§ SET TASK
Wherever "nicht" appears in a line, list that line.

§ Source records
◆ ◆ ◆ ◆ ◆ ◆ ◆

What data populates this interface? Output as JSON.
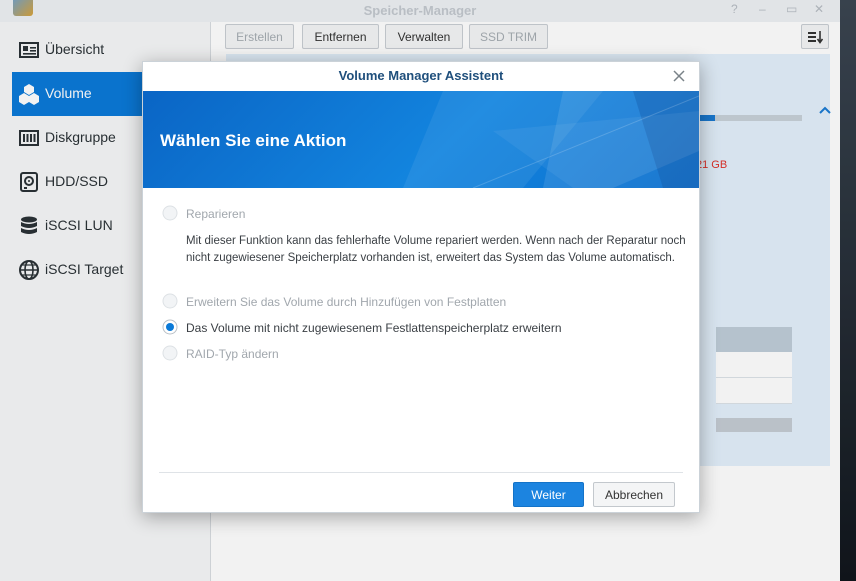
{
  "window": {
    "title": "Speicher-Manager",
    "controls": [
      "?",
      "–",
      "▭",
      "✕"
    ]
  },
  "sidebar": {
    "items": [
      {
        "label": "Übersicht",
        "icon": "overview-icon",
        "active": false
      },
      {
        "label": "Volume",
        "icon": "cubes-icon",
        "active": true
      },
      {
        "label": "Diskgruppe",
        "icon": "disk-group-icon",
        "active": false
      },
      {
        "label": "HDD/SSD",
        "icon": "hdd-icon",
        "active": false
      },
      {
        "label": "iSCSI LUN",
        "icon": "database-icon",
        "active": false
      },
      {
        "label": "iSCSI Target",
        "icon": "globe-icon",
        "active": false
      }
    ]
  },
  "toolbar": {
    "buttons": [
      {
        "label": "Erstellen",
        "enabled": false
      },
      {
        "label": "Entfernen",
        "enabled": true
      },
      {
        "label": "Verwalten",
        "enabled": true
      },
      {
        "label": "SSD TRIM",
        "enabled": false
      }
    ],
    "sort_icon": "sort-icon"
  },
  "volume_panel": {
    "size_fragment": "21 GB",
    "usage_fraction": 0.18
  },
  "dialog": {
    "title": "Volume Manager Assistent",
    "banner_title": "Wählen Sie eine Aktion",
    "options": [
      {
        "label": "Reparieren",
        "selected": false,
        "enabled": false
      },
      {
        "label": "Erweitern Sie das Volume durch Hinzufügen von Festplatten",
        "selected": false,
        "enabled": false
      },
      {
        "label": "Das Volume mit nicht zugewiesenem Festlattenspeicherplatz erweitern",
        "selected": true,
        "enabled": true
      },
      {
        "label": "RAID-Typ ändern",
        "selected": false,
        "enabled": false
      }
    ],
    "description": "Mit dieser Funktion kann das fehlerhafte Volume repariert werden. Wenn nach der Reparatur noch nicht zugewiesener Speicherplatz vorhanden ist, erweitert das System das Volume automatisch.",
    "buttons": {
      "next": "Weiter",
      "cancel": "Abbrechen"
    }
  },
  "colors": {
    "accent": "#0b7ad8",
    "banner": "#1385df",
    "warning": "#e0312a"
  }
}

◆ ◆ ◆ ◆ ◆ ◆ ◆

§ SOLUTION TO THIS PROBLEM
        "label": "Das Volume mit nicht zugewiesenem Festlattenspeicherplatz erweitern",
    "description": "Mit dieser Funktion kann das fehlerhafte Volume repariert werden. Wenn nach der Reparatur noch nicht zugewiesener Speicherplatz vorhanden ist, erweitert das System das Volume automatisch.",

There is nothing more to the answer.